— Start Material supplied —

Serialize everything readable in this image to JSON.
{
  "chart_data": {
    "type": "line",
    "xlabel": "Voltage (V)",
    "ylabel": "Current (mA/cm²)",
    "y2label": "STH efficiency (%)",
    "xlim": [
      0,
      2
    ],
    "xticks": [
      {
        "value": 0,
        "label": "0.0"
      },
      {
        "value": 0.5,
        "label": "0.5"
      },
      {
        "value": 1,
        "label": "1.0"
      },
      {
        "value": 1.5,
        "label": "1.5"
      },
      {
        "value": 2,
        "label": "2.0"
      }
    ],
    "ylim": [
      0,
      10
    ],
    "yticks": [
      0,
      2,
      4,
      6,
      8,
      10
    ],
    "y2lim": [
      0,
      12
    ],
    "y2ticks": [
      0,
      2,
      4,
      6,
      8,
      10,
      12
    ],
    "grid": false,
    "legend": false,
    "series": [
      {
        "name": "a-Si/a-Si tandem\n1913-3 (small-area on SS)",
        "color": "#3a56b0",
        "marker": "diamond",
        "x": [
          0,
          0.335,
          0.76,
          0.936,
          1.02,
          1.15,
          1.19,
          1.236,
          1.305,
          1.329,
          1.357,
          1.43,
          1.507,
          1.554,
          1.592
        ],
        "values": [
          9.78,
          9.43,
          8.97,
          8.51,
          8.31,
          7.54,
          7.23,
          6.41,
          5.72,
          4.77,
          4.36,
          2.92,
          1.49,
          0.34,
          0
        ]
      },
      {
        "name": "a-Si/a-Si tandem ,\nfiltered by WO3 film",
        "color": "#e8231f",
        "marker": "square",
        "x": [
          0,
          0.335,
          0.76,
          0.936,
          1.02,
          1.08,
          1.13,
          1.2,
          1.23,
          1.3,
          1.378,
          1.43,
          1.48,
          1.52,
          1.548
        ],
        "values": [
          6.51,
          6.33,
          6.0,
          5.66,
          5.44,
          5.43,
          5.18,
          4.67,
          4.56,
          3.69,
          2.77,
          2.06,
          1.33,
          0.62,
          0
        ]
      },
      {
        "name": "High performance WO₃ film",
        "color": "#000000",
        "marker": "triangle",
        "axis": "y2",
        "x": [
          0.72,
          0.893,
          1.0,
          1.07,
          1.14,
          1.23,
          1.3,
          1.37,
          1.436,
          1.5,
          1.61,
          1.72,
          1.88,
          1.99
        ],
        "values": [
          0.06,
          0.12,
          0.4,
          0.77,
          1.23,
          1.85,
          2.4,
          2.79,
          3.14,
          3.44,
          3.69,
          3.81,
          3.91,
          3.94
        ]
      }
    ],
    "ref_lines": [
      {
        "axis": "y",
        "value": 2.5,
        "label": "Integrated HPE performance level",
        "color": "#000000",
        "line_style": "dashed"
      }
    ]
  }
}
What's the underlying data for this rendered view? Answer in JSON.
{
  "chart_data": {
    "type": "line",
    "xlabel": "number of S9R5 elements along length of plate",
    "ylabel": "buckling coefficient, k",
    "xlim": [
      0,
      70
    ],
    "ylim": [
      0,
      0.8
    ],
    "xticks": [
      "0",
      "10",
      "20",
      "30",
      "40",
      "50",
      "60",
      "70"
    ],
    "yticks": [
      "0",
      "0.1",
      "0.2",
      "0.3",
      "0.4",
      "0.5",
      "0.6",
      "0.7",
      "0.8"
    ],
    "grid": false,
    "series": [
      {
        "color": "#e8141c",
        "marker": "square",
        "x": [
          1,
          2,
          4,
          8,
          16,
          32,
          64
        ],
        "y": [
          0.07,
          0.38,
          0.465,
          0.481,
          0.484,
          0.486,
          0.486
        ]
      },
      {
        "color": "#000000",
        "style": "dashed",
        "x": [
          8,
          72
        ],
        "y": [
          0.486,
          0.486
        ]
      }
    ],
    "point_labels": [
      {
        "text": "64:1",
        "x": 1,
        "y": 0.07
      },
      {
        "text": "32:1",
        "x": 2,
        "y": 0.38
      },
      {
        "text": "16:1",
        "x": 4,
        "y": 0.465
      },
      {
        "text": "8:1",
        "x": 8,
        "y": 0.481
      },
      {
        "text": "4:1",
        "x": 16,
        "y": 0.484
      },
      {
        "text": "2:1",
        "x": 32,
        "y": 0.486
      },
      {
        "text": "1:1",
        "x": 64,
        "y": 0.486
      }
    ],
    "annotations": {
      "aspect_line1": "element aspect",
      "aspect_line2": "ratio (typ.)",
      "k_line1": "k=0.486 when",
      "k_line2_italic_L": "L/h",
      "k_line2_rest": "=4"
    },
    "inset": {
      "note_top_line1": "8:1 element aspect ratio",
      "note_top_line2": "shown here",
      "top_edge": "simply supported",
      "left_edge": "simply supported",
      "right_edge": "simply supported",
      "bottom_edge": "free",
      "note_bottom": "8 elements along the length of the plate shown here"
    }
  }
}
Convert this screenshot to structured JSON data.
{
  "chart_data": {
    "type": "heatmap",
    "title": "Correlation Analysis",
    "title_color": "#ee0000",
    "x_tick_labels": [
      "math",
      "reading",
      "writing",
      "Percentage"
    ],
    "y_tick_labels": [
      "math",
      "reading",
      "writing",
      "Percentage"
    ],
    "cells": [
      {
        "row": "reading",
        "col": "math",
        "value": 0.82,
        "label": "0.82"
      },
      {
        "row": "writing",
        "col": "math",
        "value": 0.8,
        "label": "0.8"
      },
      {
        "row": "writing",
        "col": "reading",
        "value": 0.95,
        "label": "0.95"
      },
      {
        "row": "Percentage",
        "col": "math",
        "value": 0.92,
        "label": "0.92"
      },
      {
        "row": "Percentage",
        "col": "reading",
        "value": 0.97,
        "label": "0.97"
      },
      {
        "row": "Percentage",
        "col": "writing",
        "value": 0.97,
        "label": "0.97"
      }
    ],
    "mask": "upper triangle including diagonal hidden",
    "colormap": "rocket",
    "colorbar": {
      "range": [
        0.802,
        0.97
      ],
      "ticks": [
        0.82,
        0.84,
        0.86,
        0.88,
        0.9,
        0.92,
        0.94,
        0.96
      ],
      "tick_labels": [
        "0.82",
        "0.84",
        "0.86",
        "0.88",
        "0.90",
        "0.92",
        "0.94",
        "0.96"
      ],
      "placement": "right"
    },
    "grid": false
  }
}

— End Material supplied —

**Challenge:** Each line from the one with "Convert this screenshot" through the last line of the records must be written out word for word. Include nothing else.

**Complete output:**
Convert this screenshot to structured JSON data.
{
  "chart_data": {
    "type": "heatmap",
    "title": "Correlation Analysis",
    "title_color": "#ee0000",
    "x_tick_labels": [
      "math",
      "reading",
      "writing",
      "Percentage"
    ],
    "y_tick_labels": [
      "math",
      "reading",
      "writing",
      "Percentage"
    ],
    "cells": [
      {
        "row": "reading",
        "col": "math",
        "value": 0.82,
        "label": "0.82"
      },
      {
        "row": "writing",
        "col": "math",
        "value": 0.8,
        "label": "0.8"
      },
      {
        "row": "writing",
        "col": "reading",
        "value": 0.95,
        "label": "0.95"
      },
      {
        "row": "Percentage",
        "col": "math",
        "value": 0.92,
        "label": "0.92"
      },
      {
        "row": "Percentage",
        "col": "reading",
        "value": 0.97,
        "label": "0.97"
      },
      {
        "row": "Percentage",
        "col": "writing",
        "value": 0.97,
        "label": "0.97"
      }
    ],
    "mask": "upper triangle including diagonal hidden",
    "colormap": "rocket",
    "colorbar": {
      "range": [
        0.802,
        0.97
      ],
      "ticks": [
        0.82,
        0.84,
        0.86,
        0.88,
        0.9,
        0.92,
        0.94,
        0.96
      ],
      "tick_labels": [
        "0.82",
        "0.84",
        "0.86",
        "0.88",
        "0.90",
        "0.92",
        "0.94",
        "0.96"
      ],
      "placement": "right"
    },
    "grid": false
  }
}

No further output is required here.